PAGE TEXT Start Marker
The safety and scientific validity of this study is the responsibility of the study sponsor and investigators. Listing a study does not mean it has been evaluated by the U.S. Federal Government. Read our disclaimer for details.
ClinicalTrials.gov Identifier: NCT01439555
Recruitment Status : Active, not recruiting
First Posted : September 23, 2011
Last Update Posted : January 9, 2017
Sponsor:
Information provided by (Responsible Party):

Study Description
Brief Summary:
Purpose of the study: Patients with mild Alzheimer's Disease will be given three different drugs over a 4-month period to try to increase the blood flow to their brains, and improve blood vessel and brain function. Each drug can help to open the blood vessels in the brain, and together they may be more effective than each drug alone. The hypothesis is that small blood vessels secrete substances that maintain the integrity of the brain, and may prevent loss of nerve cells leading to Alzheimer's Disease

Condition or disease Intervention/treatment Phase
Alzheimer's Disease Drug: Simvastatin + L-Arginine + Tetrahydrobiopterin Phase 2

Study Design

Study Type : Interventional  (Clinical Trial)
PAGE TEXT End Marker
DATA FOR ANALYSIS Start Marker
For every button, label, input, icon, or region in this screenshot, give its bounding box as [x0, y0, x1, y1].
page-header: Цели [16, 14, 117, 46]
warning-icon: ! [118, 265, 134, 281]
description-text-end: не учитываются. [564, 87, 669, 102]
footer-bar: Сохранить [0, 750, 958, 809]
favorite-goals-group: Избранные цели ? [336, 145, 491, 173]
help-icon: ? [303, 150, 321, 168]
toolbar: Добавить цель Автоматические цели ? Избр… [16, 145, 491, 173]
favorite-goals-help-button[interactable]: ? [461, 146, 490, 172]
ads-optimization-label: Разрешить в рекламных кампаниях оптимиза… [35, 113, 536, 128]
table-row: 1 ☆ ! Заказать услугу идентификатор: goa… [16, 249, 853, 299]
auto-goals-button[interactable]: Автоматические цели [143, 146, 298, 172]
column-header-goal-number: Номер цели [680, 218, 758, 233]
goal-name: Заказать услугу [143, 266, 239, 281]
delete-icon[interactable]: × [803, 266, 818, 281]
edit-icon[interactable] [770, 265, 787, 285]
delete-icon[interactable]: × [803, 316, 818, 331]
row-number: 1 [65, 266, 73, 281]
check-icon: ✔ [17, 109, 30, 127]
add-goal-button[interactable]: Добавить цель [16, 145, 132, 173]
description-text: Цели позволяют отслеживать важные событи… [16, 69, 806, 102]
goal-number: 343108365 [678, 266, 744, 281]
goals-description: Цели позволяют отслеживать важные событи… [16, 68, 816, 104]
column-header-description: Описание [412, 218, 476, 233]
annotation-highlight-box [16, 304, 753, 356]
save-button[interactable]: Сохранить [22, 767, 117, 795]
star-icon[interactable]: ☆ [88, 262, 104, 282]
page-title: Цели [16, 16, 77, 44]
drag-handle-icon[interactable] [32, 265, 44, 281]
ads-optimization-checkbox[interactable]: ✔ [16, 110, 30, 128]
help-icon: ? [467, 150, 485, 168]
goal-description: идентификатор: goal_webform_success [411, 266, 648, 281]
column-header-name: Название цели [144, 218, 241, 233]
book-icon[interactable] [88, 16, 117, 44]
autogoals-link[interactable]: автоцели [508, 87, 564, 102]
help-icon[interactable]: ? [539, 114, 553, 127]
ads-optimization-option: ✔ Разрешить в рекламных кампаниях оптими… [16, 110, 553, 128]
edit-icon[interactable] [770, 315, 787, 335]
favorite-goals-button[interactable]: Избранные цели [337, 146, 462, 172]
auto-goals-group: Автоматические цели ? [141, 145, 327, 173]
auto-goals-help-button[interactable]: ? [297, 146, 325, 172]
DATA FOR ANALYSIS End Marker
Return the part of the clinical trial listing that begins at the words "The safety and" and stops after the words "disclaimer for details.", copied exactly.

The safety and scientific validity of this study is the responsibility of the study sponsor and investigators. Listing a study does not mean it has been evaluated by the U.S. Federal Government. Read our disclaimer for details.